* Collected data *
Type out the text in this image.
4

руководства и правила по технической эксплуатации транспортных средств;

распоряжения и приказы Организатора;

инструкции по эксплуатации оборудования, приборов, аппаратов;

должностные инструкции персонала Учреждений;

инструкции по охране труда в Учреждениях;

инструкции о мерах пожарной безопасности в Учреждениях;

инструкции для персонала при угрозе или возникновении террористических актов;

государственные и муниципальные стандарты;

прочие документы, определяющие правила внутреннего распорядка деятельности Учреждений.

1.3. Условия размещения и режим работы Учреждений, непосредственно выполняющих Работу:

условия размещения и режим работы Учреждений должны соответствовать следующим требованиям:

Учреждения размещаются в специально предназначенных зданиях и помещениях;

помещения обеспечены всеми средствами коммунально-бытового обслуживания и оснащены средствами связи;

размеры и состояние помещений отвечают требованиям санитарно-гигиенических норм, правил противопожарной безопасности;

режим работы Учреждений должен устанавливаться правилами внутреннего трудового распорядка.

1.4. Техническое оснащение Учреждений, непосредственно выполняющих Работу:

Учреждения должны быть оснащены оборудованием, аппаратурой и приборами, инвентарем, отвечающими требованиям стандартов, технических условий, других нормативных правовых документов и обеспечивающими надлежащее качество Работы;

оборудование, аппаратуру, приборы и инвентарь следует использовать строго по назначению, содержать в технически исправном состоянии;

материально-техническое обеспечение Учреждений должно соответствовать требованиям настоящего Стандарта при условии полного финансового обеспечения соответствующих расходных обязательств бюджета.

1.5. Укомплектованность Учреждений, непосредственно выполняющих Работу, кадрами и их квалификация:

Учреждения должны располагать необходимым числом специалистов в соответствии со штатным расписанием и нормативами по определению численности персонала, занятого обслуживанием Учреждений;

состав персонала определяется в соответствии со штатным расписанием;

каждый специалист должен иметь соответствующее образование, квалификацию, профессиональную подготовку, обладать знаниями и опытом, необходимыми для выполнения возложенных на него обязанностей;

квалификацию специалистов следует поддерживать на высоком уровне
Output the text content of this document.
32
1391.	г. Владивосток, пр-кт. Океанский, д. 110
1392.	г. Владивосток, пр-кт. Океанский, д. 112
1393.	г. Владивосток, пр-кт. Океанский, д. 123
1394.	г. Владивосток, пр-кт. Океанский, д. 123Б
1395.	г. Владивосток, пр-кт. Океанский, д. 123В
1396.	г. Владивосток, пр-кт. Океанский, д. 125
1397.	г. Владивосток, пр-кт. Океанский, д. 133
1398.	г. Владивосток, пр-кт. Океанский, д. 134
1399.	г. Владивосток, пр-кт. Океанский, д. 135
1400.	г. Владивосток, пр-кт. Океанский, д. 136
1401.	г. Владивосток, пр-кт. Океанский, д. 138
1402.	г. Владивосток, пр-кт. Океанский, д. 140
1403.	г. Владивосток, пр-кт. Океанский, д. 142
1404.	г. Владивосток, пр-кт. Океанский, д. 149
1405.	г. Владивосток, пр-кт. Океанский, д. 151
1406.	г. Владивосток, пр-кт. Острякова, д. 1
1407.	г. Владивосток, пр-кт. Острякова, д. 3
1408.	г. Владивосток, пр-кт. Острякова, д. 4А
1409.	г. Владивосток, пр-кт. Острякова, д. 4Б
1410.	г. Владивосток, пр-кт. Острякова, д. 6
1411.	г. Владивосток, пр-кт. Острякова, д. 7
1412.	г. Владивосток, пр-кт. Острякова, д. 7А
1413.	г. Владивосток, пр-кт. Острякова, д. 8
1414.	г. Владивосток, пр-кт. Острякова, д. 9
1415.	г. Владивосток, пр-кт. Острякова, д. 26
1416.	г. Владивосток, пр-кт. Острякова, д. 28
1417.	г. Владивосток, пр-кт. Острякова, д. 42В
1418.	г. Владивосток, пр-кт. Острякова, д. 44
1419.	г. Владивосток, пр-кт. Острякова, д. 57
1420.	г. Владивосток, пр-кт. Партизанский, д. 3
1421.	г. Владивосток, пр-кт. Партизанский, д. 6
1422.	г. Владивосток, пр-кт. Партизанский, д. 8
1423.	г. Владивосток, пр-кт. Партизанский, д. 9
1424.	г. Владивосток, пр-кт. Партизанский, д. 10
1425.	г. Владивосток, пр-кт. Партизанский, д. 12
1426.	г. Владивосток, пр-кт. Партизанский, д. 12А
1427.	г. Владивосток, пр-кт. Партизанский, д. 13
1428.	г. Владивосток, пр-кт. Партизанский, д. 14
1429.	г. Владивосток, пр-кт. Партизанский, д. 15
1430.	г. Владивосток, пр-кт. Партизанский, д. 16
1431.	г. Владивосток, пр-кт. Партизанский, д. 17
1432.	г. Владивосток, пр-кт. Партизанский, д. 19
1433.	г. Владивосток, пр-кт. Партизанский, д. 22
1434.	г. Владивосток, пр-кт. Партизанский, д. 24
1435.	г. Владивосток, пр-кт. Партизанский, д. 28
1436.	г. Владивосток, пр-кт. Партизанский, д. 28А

* WHAT IS NEEDED *
Go through the material above and copy each line that has the word "Учреждениях".

* THE COMPLETED TASK *
инструкции по охране труда в Учреждениях;
инструкции о мерах пожарной безопасности в Учреждениях;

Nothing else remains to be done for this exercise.